**What needs to be done**
Reproduce the whole listing, character for character.
:: Records for processing ::
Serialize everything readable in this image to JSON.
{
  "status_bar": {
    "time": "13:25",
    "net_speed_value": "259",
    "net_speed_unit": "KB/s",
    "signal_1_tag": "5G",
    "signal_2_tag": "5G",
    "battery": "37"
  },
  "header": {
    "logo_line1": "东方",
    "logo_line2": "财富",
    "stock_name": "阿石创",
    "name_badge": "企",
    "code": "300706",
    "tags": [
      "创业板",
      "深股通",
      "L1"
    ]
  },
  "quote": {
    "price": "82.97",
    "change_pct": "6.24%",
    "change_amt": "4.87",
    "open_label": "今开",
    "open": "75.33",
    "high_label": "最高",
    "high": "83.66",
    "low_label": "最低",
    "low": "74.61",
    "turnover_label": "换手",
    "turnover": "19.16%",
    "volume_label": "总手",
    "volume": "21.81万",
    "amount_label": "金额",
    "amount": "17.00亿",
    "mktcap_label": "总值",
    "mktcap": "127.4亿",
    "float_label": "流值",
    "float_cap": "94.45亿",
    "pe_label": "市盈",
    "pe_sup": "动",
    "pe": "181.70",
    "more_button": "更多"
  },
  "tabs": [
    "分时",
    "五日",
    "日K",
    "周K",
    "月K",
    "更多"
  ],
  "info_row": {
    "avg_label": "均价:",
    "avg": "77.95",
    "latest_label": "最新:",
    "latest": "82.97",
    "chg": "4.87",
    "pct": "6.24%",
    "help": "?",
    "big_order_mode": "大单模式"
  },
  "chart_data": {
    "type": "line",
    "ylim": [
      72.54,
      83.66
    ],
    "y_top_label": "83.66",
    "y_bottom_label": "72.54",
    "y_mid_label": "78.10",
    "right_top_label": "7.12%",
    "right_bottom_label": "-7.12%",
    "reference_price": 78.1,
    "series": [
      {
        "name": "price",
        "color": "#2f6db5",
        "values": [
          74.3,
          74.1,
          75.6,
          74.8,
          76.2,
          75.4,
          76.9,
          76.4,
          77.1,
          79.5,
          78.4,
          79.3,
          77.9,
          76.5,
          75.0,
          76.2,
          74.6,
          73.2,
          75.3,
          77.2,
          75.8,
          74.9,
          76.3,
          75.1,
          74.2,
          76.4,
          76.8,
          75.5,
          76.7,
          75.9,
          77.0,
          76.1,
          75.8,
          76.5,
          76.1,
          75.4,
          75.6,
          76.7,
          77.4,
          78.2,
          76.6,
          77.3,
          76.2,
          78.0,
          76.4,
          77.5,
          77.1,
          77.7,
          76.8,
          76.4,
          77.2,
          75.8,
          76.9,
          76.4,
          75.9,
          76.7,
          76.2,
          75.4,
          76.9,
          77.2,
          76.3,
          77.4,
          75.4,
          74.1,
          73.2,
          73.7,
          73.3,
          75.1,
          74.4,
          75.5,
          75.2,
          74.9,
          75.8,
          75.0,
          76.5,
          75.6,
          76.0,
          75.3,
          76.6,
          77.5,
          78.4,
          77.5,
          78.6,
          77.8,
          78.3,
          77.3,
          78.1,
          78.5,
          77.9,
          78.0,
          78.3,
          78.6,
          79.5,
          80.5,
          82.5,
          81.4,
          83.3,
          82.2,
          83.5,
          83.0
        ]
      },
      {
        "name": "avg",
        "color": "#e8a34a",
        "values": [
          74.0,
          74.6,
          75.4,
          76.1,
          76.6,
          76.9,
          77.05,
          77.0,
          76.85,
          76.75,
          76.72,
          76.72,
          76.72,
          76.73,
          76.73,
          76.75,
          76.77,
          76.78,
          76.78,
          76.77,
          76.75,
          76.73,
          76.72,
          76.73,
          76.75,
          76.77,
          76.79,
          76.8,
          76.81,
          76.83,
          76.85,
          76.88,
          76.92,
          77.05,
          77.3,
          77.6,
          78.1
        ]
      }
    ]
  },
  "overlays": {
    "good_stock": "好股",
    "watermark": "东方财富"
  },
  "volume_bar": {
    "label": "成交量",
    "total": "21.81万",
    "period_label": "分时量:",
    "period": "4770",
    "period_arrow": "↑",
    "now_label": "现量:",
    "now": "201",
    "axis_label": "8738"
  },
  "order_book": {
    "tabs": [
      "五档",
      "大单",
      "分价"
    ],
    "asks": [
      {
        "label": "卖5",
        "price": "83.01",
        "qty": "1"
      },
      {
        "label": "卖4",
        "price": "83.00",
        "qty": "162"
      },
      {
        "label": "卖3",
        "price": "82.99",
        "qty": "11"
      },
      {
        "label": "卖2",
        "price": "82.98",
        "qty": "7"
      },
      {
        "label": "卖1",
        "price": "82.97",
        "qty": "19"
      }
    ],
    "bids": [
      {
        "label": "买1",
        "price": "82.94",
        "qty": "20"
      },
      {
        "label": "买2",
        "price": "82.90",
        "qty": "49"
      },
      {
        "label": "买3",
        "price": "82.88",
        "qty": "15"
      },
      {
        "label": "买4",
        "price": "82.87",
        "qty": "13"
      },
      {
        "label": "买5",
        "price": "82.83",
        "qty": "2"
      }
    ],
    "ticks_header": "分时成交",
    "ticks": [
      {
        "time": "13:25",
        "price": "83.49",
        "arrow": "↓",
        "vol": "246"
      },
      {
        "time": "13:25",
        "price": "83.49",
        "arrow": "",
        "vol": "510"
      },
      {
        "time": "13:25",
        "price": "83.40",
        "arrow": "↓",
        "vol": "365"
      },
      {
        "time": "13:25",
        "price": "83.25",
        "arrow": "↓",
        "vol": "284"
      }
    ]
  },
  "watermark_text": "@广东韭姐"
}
:::
**Solution**
Serialize everything readable in this image to JSON.
{
  "status_bar": {
    "time": "13:25",
    "net_speed_value": "259",
    "net_speed_unit": "KB/s",
    "signal_1_tag": "5G",
    "signal_2_tag": "5G",
    "battery": "37"
  },
  "header": {
    "logo_line1": "东方",
    "logo_line2": "财富",
    "stock_name": "阿石创",
    "name_badge": "企",
    "code": "300706",
    "tags": [
      "创业板",
      "深股通",
      "L1"
    ]
  },
  "quote": {
    "price": "82.97",
    "change_pct": "6.24%",
    "change_amt": "4.87",
    "open_label": "今开",
    "open": "75.33",
    "high_label": "最高",
    "high": "83.66",
    "low_label": "最低",
    "low": "74.61",
    "turnover_label": "换手",
    "turnover": "19.16%",
    "volume_label": "总手",
    "volume": "21.81万",
    "amount_label": "金额",
    "amount": "17.00亿",
    "mktcap_label": "总值",
    "mktcap": "127.4亿",
    "float_label": "流值",
    "float_cap": "94.45亿",
    "pe_label": "市盈",
    "pe_sup": "动",
    "pe": "181.70",
    "more_button": "更多"
  },
  "tabs": [
    "分时",
    "五日",
    "日K",
    "周K",
    "月K",
    "更多"
  ],
  "info_row": {
    "avg_label": "均价:",
    "avg": "77.95",
    "latest_label": "最新:",
    "latest": "82.97",
    "chg": "4.87",
    "pct": "6.24%",
    "help": "?",
    "big_order_mode": "大单模式"
  },
  "chart_data": {
    "type": "line",
    "ylim": [
      72.54,
      83.66
    ],
    "y_top_label": "83.66",
    "y_bottom_label": "72.54",
    "y_mid_label": "78.10",
    "right_top_label": "7.12%",
    "right_bottom_label": "-7.12%",
    "reference_price": 78.1,
    "series": [
      {
        "name": "price",
        "color": "#2f6db5",
        "values": [
          74.3,
          74.1,
          75.6,
          74.8,
          76.2,
          75.4,
          76.9,
          76.4,
          77.1,
          79.5,
          78.4,
          79.3,
          77.9,
          76.5,
          75.0,
          76.2,
          74.6,
          73.2,
          75.3,
          77.2,
          75.8,
          74.9,
          76.3,
          75.1,
          74.2,
          76.4,
          76.8,
          75.5,
          76.7,
          75.9,
          77.0,
          76.1,
          75.8,
          76.5,
          76.1,
          75.4,
          75.6,
          76.7,
          77.4,
          78.2,
          76.6,
          77.3,
          76.2,
          78.0,
          76.4,
          77.5,
          77.1,
          77.7,
          76.8,
          76.4,
          77.2,
          75.8,
          76.9,
          76.4,
          75.9,
          76.7,
          76.2,
          75.4,
          76.9,
          77.2,
          76.3,
          77.4,
          75.4,
          74.1,
          73.2,
          73.7,
          73.3,
          75.1,
          74.4,
          75.5,
          75.2,
          74.9,
          75.8,
          75.0,
          76.5,
          75.6,
          76.0,
          75.3,
          76.6,
          77.5,
          78.4,
          77.5,
          78.6,
          77.8,
          78.3,
          77.3,
          78.1,
          78.5,
          77.9,
          78.0,
          78.3,
          78.6,
          79.5,
          80.5,
          82.5,
          81.4,
          83.3,
          82.2,
          83.5,
          83.0
        ]
      },
      {
        "name": "avg",
        "color": "#e8a34a",
        "values": [
          74.0,
          74.6,
          75.4,
          76.1,
          76.6,
          76.9,
          77.05,
          77.0,
          76.85,
          76.75,
          76.72,
          76.72,
          76.72,
          76.73,
          76.73,
          76.75,
          76.77,
          76.78,
          76.78,
          76.77,
          76.75,
          76.73,
          76.72,
          76.73,
          76.75,
          76.77,
          76.79,
          76.8,
          76.81,
          76.83,
          76.85,
          76.88,
          76.92,
          77.05,
          77.3,
          77.6,
          78.1
        ]
      }
    ]
  },
  "overlays": {
    "good_stock": "好股",
    "watermark": "东方财富"
  },
  "volume_bar": {
    "label": "成交量",
    "total": "21.81万",
    "period_label": "分时量:",
    "period": "4770",
    "period_arrow": "↑",
    "now_label": "现量:",
    "now": "201",
    "axis_label": "8738"
  },
  "order_book": {
    "tabs": [
      "五档",
      "大单",
      "分价"
    ],
    "asks": [
      {
        "label": "卖5",
        "price": "83.01",
        "qty": "1"
      },
      {
        "label": "卖4",
        "price": "83.00",
        "qty": "162"
      },
      {
        "label": "卖3",
        "price": "82.99",
        "qty": "11"
      },
      {
        "label": "卖2",
        "price": "82.98",
        "qty": "7"
      },
      {
        "label": "卖1",
        "price": "82.97",
        "qty": "19"
      }
    ],
    "bids": [
      {
        "label": "买1",
        "price": "82.94",
        "qty": "20"
      },
      {
        "label": "买2",
        "price": "82.90",
        "qty": "49"
      },
      {
        "label": "买3",
        "price": "82.88",
        "qty": "15"
      },
      {
        "label": "买4",
        "price": "82.87",
        "qty": "13"
      },
      {
        "label": "买5",
        "price": "82.83",
        "qty": "2"
      }
    ],
    "ticks_header": "分时成交",
    "ticks": [
      {
        "time": "13:25",
        "price": "83.49",
        "arrow": "↓",
        "vol": "246"
      },
      {
        "time": "13:25",
        "price": "83.49",
        "arrow": "",
        "vol": "510"
      },
      {
        "time": "13:25",
        "price": "83.40",
        "arrow": "↓",
        "vol": "365"
      },
      {
        "time": "13:25",
        "price": "83.25",
        "arrow": "↓",
        "vol": "284"
      }
    ]
  },
  "watermark_text": "@广东韭姐"
}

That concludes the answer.